[Records from a collection of figures]
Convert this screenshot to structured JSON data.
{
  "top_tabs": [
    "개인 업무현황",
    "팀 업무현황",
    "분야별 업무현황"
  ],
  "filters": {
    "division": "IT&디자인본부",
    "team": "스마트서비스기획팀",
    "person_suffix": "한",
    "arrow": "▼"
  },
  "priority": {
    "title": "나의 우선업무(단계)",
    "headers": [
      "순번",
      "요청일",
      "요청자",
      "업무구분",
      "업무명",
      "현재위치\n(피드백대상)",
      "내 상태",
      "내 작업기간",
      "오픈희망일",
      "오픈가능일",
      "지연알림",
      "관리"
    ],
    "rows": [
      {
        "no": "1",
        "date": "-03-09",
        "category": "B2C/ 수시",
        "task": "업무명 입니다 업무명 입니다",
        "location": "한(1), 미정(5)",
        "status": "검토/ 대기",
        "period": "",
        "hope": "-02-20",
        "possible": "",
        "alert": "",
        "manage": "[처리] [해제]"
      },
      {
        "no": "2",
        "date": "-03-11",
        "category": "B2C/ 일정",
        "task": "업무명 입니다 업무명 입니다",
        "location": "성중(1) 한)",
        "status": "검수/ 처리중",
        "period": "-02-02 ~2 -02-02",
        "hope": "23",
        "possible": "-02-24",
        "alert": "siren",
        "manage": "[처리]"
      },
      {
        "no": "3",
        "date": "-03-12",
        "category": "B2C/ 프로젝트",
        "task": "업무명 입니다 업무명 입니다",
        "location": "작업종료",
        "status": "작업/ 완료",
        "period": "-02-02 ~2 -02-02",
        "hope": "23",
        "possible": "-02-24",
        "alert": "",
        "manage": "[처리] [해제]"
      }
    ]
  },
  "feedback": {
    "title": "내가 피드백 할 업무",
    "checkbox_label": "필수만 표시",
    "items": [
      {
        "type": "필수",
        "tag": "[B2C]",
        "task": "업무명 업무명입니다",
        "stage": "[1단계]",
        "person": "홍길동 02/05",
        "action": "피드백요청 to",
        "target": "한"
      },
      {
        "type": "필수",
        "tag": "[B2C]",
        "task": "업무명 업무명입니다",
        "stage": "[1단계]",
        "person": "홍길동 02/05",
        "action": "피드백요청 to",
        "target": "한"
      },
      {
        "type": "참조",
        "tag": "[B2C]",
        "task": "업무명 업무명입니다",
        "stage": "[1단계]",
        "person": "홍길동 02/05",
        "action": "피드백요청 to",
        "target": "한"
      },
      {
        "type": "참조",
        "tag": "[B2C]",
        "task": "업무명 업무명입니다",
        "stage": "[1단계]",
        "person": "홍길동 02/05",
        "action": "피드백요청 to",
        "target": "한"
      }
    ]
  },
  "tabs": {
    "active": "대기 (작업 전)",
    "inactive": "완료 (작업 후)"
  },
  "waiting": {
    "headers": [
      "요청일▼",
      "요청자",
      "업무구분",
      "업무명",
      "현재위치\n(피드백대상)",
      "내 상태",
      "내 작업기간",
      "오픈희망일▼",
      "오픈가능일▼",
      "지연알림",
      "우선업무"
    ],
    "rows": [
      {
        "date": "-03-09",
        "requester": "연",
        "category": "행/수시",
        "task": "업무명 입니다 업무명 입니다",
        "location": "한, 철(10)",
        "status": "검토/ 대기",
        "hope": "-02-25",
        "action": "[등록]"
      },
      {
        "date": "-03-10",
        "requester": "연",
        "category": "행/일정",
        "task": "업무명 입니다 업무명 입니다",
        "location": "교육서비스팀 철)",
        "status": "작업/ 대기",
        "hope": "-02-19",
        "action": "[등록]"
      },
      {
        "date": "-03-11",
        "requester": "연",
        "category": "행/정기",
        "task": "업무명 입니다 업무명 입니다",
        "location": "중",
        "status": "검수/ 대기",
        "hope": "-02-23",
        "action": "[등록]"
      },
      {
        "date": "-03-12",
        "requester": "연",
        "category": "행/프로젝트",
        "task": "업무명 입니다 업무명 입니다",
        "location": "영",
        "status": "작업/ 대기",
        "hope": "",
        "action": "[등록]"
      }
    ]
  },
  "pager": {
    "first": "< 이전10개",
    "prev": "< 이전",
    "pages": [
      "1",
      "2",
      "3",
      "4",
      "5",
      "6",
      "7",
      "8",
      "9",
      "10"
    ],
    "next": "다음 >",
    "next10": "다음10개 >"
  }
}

» **THE PROBLEM**
Copy every line of the material, please, keeping it exactly the same.

» **THE OUTPUT**
Convert this screenshot to structured JSON data.
{
  "top_tabs": [
    "개인 업무현황",
    "팀 업무현황",
    "분야별 업무현황"
  ],
  "filters": {
    "division": "IT&디자인본부",
    "team": "스마트서비스기획팀",
    "person_suffix": "한",
    "arrow": "▼"
  },
  "priority": {
    "title": "나의 우선업무(단계)",
    "headers": [
      "순번",
      "요청일",
      "요청자",
      "업무구분",
      "업무명",
      "현재위치\n(피드백대상)",
      "내 상태",
      "내 작업기간",
      "오픈희망일",
      "오픈가능일",
      "지연알림",
      "관리"
    ],
    "rows": [
      {
        "no": "1",
        "date": "-03-09",
        "category": "B2C/ 수시",
        "task": "업무명 입니다 업무명 입니다",
        "location": "한(1), 미정(5)",
        "status": "검토/ 대기",
        "period": "",
        "hope": "-02-20",
        "possible": "",
        "alert": "",
        "manage": "[처리] [해제]"
      },
      {
        "no": "2",
        "date": "-03-11",
        "category": "B2C/ 일정",
        "task": "업무명 입니다 업무명 입니다",
        "location": "성중(1) 한)",
        "status": "검수/ 처리중",
        "period": "-02-02 ~2 -02-02",
        "hope": "23",
        "possible": "-02-24",
        "alert": "siren",
        "manage": "[처리]"
      },
      {
        "no": "3",
        "date": "-03-12",
        "category": "B2C/ 프로젝트",
        "task": "업무명 입니다 업무명 입니다",
        "location": "작업종료",
        "status": "작업/ 완료",
        "period": "-02-02 ~2 -02-02",
        "hope": "23",
        "possible": "-02-24",
        "alert": "",
        "manage": "[처리] [해제]"
      }
    ]
  },
  "feedback": {
    "title": "내가 피드백 할 업무",
    "checkbox_label": "필수만 표시",
    "items": [
      {
        "type": "필수",
        "tag": "[B2C]",
        "task": "업무명 업무명입니다",
        "stage": "[1단계]",
        "person": "홍길동 02/05",
        "action": "피드백요청 to",
        "target": "한"
      },
      {
        "type": "필수",
        "tag": "[B2C]",
        "task": "업무명 업무명입니다",
        "stage": "[1단계]",
        "person": "홍길동 02/05",
        "action": "피드백요청 to",
        "target": "한"
      },
      {
        "type": "참조",
        "tag": "[B2C]",
        "task": "업무명 업무명입니다",
        "stage": "[1단계]",
        "person": "홍길동 02/05",
        "action": "피드백요청 to",
        "target": "한"
      },
      {
        "type": "참조",
        "tag": "[B2C]",
        "task": "업무명 업무명입니다",
        "stage": "[1단계]",
        "person": "홍길동 02/05",
        "action": "피드백요청 to",
        "target": "한"
      }
    ]
  },
  "tabs": {
    "active": "대기 (작업 전)",
    "inactive": "완료 (작업 후)"
  },
  "waiting": {
    "headers": [
      "요청일▼",
      "요청자",
      "업무구분",
      "업무명",
      "현재위치\n(피드백대상)",
      "내 상태",
      "내 작업기간",
      "오픈희망일▼",
      "오픈가능일▼",
      "지연알림",
      "우선업무"
    ],
    "rows": [
      {
        "date": "-03-09",
        "requester": "연",
        "category": "행/수시",
        "task": "업무명 입니다 업무명 입니다",
        "location": "한, 철(10)",
        "status": "검토/ 대기",
        "hope": "-02-25",
        "action": "[등록]"
      },
      {
        "date": "-03-10",
        "requester": "연",
        "category": "행/일정",
        "task": "업무명 입니다 업무명 입니다",
        "location": "교육서비스팀 철)",
        "status": "작업/ 대기",
        "hope": "-02-19",
        "action": "[등록]"
      },
      {
        "date": "-03-11",
        "requester": "연",
        "category": "행/정기",
        "task": "업무명 입니다 업무명 입니다",
        "location": "중",
        "status": "검수/ 대기",
        "hope": "-02-23",
        "action": "[등록]"
      },
      {
        "date": "-03-12",
        "requester": "연",
        "category": "행/프로젝트",
        "task": "업무명 입니다 업무명 입니다",
        "location": "영",
        "status": "작업/ 대기",
        "hope": "",
        "action": "[등록]"
      }
    ]
  },
  "pager": {
    "first": "< 이전10개",
    "prev": "< 이전",
    "pages": [
      "1",
      "2",
      "3",
      "4",
      "5",
      "6",
      "7",
      "8",
      "9",
      "10"
    ],
    "next": "다음 >",
    "next10": "다음10개 >"
  }
}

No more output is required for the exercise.